**** Data rows

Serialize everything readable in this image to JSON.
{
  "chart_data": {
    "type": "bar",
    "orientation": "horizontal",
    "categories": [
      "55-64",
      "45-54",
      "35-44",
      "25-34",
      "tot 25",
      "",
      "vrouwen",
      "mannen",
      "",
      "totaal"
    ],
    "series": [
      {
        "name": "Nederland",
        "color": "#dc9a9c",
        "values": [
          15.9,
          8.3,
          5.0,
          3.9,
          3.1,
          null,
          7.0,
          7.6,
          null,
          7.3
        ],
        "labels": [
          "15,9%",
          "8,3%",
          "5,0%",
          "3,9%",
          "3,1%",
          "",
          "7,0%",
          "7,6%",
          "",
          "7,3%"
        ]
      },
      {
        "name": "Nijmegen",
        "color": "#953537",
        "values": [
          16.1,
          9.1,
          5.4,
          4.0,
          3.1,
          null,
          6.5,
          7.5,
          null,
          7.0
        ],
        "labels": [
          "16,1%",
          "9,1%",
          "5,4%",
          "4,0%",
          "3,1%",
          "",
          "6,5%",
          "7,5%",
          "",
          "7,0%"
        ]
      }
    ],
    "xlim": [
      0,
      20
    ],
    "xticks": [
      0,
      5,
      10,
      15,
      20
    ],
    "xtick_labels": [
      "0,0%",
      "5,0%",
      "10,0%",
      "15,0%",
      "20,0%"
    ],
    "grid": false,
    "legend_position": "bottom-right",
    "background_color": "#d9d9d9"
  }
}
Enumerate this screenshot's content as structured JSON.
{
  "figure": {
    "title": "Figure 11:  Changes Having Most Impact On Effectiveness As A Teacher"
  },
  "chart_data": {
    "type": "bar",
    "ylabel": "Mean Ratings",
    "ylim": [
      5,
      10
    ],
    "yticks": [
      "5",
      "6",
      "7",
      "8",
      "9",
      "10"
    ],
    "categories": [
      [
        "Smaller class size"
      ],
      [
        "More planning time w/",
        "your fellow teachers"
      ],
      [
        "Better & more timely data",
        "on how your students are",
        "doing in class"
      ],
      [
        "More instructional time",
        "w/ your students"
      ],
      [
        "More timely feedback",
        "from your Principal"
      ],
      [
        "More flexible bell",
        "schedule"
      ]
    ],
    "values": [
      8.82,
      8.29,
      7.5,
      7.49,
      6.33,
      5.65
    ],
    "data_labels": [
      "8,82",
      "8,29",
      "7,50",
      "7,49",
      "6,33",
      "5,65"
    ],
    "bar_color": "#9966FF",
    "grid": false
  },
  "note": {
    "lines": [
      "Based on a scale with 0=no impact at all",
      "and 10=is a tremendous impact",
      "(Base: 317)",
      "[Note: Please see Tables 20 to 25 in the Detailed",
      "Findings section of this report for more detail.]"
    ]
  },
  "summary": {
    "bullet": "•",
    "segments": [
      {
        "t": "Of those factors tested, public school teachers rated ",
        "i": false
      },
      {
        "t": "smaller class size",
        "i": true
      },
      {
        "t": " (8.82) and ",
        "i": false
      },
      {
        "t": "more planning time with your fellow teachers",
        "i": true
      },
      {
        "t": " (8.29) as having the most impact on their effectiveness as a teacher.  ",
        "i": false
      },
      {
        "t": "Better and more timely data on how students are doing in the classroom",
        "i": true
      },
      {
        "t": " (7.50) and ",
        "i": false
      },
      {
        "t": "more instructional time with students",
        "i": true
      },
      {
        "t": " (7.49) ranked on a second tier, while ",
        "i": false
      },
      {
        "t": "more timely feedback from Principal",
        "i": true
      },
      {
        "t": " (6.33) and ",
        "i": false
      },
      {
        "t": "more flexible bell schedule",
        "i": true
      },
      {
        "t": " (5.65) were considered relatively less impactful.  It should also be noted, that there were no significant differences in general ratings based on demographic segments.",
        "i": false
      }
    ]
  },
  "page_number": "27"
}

********

The task:
Print the material above once more, exactly.

Answer to the problem:
Serialize everything readable in this image to JSON.
{
  "chart_data": {
    "type": "bar",
    "orientation": "horizontal",
    "categories": [
      "55-64",
      "45-54",
      "35-44",
      "25-34",
      "tot 25",
      "",
      "vrouwen",
      "mannen",
      "",
      "totaal"
    ],
    "series": [
      {
        "name": "Nederland",
        "color": "#dc9a9c",
        "values": [
          15.9,
          8.3,
          5.0,
          3.9,
          3.1,
          null,
          7.0,
          7.6,
          null,
          7.3
        ],
        "labels": [
          "15,9%",
          "8,3%",
          "5,0%",
          "3,9%",
          "3,1%",
          "",
          "7,0%",
          "7,6%",
          "",
          "7,3%"
        ]
      },
      {
        "name": "Nijmegen",
        "color": "#953537",
        "values": [
          16.1,
          9.1,
          5.4,
          4.0,
          3.1,
          null,
          6.5,
          7.5,
          null,
          7.0
        ],
        "labels": [
          "16,1%",
          "9,1%",
          "5,4%",
          "4,0%",
          "3,1%",
          "",
          "6,5%",
          "7,5%",
          "",
          "7,0%"
        ]
      }
    ],
    "xlim": [
      0,
      20
    ],
    "xticks": [
      0,
      5,
      10,
      15,
      20
    ],
    "xtick_labels": [
      "0,0%",
      "5,0%",
      "10,0%",
      "15,0%",
      "20,0%"
    ],
    "grid": false,
    "legend_position": "bottom-right",
    "background_color": "#d9d9d9"
  }
}
Enumerate this screenshot's content as structured JSON.
{
  "figure": {
    "title": "Figure 11:  Changes Having Most Impact On Effectiveness As A Teacher"
  },
  "chart_data": {
    "type": "bar",
    "ylabel": "Mean Ratings",
    "ylim": [
      5,
      10
    ],
    "yticks": [
      "5",
      "6",
      "7",
      "8",
      "9",
      "10"
    ],
    "categories": [
      [
        "Smaller class size"
      ],
      [
        "More planning time w/",
        "your fellow teachers"
      ],
      [
        "Better & more timely data",
        "on how your students are",
        "doing in class"
      ],
      [
        "More instructional time",
        "w/ your students"
      ],
      [
        "More timely feedback",
        "from your Principal"
      ],
      [
        "More flexible bell",
        "schedule"
      ]
    ],
    "values": [
      8.82,
      8.29,
      7.5,
      7.49,
      6.33,
      5.65
    ],
    "data_labels": [
      "8,82",
      "8,29",
      "7,50",
      "7,49",
      "6,33",
      "5,65"
    ],
    "bar_color": "#9966FF",
    "grid": false
  },
  "note": {
    "lines": [
      "Based on a scale with 0=no impact at all",
      "and 10=is a tremendous impact",
      "(Base: 317)",
      "[Note: Please see Tables 20 to 25 in the Detailed",
      "Findings section of this report for more detail.]"
    ]
  },
  "summary": {
    "bullet": "•",
    "segments": [
      {
        "t": "Of those factors tested, public school teachers rated ",
        "i": false
      },
      {
        "t": "smaller class size",
        "i": true
      },
      {
        "t": " (8.82) and ",
        "i": false
      },
      {
        "t": "more planning time with your fellow teachers",
        "i": true
      },
      {
        "t": " (8.29) as having the most impact on their effectiveness as a teacher.  ",
        "i": false
      },
      {
        "t": "Better and more timely data on how students are doing in the classroom",
        "i": true
      },
      {
        "t": " (7.50) and ",
        "i": false
      },
      {
        "t": "more instructional time with students",
        "i": true
      },
      {
        "t": " (7.49) ranked on a second tier, while ",
        "i": false
      },
      {
        "t": "more timely feedback from Principal",
        "i": true
      },
      {
        "t": " (6.33) and ",
        "i": false
      },
      {
        "t": "more flexible bell schedule",
        "i": true
      },
      {
        "t": " (5.65) were considered relatively less impactful.  It should also be noted, that there were no significant differences in general ratings based on demographic segments.",
        "i": false
      }
    ]
  },
  "page_number": "27"
}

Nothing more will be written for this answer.